• **TASK BRIEF**:
How many of the lines below hold the word "department"? Answer only with the number.
>>>
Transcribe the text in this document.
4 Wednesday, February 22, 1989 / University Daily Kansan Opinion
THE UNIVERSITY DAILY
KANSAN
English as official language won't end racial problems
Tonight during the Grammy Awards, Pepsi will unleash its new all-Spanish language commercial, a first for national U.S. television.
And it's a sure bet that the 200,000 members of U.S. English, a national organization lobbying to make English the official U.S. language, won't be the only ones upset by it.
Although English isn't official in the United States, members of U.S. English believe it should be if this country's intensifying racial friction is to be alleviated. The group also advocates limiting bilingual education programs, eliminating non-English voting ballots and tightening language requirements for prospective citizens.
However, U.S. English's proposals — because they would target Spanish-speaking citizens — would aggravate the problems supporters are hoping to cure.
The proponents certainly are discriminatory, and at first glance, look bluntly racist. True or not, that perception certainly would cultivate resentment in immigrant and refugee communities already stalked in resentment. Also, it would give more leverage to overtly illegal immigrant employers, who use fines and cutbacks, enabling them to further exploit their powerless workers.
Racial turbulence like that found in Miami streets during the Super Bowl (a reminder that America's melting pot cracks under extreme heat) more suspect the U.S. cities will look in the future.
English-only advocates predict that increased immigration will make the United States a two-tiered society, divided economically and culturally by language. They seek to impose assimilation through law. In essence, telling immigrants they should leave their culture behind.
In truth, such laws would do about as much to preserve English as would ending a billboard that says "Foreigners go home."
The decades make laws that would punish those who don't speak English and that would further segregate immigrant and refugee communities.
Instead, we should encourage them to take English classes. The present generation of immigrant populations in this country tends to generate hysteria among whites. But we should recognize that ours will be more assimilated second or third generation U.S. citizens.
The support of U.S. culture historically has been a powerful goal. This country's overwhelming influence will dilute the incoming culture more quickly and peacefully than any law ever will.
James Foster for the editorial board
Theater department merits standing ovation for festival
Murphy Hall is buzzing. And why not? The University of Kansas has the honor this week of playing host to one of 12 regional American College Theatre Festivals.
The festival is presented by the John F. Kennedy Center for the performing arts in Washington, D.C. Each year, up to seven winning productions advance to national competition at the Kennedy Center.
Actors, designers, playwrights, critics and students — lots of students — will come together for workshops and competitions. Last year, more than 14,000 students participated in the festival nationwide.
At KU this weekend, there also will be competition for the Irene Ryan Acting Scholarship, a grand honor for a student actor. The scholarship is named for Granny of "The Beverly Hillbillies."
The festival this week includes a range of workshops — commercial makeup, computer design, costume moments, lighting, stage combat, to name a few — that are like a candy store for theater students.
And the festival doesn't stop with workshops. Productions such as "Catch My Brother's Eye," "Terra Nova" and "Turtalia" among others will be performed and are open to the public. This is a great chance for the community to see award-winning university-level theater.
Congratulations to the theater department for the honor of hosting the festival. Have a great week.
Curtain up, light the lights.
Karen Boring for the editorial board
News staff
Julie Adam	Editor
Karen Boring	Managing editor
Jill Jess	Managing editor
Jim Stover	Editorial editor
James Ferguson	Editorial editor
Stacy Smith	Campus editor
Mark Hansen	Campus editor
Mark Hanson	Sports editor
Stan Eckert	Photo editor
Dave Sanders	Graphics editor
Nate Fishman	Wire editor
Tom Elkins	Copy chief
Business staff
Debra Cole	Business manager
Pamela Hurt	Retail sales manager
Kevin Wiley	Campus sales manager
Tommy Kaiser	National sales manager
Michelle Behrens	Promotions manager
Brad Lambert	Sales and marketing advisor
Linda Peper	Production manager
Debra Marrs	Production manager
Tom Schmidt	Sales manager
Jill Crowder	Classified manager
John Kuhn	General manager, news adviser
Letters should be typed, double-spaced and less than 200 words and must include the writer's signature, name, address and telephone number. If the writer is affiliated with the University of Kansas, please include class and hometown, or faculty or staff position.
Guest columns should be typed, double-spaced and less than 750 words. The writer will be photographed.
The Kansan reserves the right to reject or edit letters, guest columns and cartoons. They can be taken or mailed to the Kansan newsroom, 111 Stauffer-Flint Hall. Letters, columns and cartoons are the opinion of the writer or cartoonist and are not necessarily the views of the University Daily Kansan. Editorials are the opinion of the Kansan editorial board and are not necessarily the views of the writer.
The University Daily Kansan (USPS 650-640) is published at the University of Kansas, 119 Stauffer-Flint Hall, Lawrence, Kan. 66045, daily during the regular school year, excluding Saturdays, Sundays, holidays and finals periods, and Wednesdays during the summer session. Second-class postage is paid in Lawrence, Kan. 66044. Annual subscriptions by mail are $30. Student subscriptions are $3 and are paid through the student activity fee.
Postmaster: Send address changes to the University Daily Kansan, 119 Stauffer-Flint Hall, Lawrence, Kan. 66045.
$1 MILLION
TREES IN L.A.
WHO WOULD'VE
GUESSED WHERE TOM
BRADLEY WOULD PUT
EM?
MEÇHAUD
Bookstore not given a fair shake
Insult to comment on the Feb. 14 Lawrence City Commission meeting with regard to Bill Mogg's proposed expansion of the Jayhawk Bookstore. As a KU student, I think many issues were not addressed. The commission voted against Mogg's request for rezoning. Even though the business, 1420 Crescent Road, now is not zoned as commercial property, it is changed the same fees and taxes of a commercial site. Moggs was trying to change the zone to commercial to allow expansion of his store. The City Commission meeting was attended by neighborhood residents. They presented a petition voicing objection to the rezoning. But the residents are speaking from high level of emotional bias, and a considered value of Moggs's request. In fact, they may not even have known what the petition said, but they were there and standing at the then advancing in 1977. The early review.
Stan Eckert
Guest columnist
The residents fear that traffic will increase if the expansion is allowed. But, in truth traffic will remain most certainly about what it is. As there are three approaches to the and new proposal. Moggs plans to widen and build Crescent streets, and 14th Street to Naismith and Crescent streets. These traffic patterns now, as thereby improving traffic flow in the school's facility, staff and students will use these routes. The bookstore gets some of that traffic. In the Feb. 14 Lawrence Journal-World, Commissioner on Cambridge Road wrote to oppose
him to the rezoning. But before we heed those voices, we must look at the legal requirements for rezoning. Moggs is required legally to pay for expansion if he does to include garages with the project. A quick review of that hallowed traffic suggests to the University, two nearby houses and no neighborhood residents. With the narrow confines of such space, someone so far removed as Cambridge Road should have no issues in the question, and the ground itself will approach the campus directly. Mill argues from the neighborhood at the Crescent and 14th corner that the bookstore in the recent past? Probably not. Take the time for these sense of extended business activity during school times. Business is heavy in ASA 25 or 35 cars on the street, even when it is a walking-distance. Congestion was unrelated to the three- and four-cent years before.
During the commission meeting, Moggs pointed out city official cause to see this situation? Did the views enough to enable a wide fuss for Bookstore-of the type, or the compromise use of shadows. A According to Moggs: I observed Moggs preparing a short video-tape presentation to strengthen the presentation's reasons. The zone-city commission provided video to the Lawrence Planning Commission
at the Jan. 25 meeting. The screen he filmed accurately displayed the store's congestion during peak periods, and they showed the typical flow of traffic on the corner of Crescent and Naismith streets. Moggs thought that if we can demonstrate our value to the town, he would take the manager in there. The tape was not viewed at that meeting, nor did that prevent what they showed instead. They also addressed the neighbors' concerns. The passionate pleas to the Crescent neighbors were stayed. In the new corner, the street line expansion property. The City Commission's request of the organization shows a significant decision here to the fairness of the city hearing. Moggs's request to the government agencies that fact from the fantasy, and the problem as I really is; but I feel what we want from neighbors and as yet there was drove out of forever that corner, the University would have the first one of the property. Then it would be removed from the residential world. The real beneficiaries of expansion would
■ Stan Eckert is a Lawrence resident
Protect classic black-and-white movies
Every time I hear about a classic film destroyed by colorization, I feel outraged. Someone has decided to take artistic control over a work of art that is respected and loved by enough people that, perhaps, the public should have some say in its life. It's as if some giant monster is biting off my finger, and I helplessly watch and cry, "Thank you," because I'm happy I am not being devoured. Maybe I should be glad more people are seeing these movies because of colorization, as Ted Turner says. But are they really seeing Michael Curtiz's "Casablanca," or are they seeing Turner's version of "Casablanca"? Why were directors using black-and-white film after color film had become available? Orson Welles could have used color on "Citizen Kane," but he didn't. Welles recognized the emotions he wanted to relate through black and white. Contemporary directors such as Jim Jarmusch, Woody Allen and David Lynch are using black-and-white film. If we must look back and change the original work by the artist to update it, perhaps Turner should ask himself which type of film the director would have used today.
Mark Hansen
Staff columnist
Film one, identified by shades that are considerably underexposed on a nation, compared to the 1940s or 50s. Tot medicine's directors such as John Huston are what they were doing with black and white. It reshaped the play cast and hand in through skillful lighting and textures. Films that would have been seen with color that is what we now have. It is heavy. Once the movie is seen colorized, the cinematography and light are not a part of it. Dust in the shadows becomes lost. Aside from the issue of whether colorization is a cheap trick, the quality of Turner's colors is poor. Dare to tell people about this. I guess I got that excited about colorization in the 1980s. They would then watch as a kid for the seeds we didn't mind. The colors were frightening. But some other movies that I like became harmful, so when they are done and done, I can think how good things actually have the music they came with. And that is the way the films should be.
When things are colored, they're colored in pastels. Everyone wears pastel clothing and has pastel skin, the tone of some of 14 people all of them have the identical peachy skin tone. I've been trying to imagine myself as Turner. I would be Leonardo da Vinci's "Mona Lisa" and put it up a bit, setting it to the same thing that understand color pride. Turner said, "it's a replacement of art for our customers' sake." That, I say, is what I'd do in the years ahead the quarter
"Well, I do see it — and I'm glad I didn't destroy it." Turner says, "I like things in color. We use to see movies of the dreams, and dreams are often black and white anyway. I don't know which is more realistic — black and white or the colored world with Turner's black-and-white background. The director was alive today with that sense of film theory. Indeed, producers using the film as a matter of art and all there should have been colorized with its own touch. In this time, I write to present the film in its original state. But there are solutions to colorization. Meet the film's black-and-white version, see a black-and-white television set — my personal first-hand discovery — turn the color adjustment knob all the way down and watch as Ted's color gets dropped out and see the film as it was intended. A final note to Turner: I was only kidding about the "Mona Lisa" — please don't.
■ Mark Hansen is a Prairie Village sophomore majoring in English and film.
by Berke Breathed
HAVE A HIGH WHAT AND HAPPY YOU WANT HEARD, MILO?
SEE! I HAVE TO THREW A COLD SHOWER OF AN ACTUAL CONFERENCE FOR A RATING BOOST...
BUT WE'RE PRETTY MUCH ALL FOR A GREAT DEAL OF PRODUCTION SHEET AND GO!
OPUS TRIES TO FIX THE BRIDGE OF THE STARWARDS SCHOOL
<<<
• **TASK ANSWER**:
2